Transcribe the whole listing without a single picture.
____________
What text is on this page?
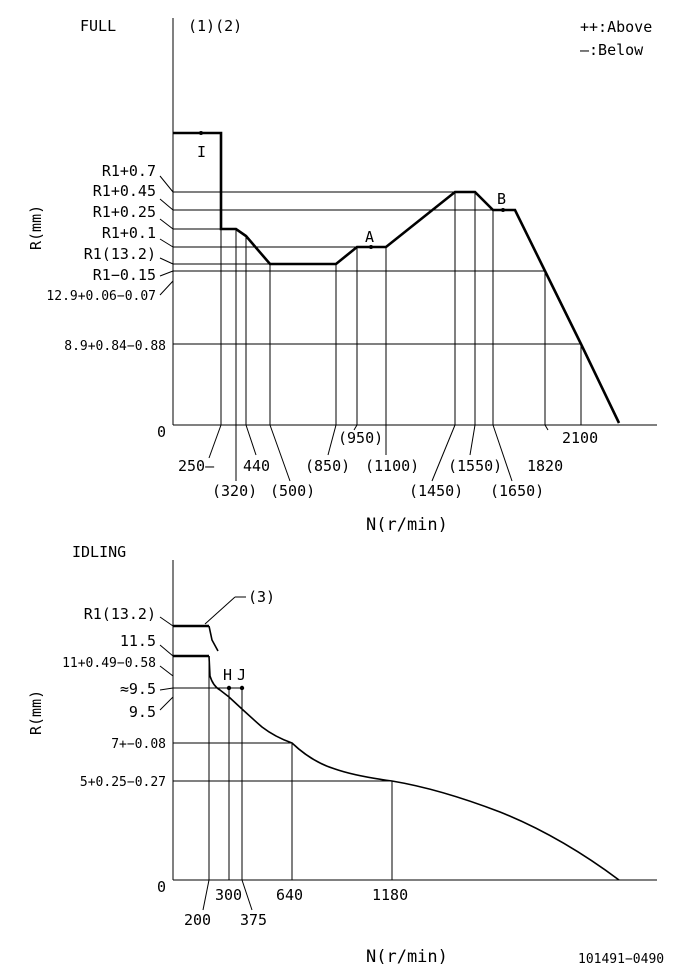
FULL	(1)(2)	++:Above
—:Below
I
A
B
R1+0.7
R1+0.45
R1+0.25
R1+0.1
R1(13.2)
R1−0.15
12.9+0.06−0.07
8.9+0.84−0.88
0
R(mm)
250—
(320)
440
(500)
(850)
(950)
(1100)
(1450)
(1550)
(1650)
1820
2100
N(r/min)
IDLING
(3)
H J
R1(13.2)
11.5
11+0.49−0.58
≈9.5
9.5
7+−0.08
5+0.25−0.27
0
R(mm)
200
300
375
640	1180
N(r/min)	101491−0490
____________
EXERCISE RESULT:
What text is on this page?
FULL	(1)(2)	++:Above
—:Below
I
A
B
R1+0.7
R1+0.45
R1+0.25
R1+0.1
R1(13.2)
R1−0.15
12.9+0.06−0.07
8.9+0.84−0.88
0
R(mm)
250—
(320)
440
(500)
(850)
(950)
(1100)
(1450)
(1550)
(1650)
1820
2100
N(r/min)
IDLING
(3)
H J
R1(13.2)
11.5
11+0.49−0.58
≈9.5
9.5
7+−0.08
5+0.25−0.27
0
R(mm)
200
300
375
640	1180
N(r/min)	101491−0490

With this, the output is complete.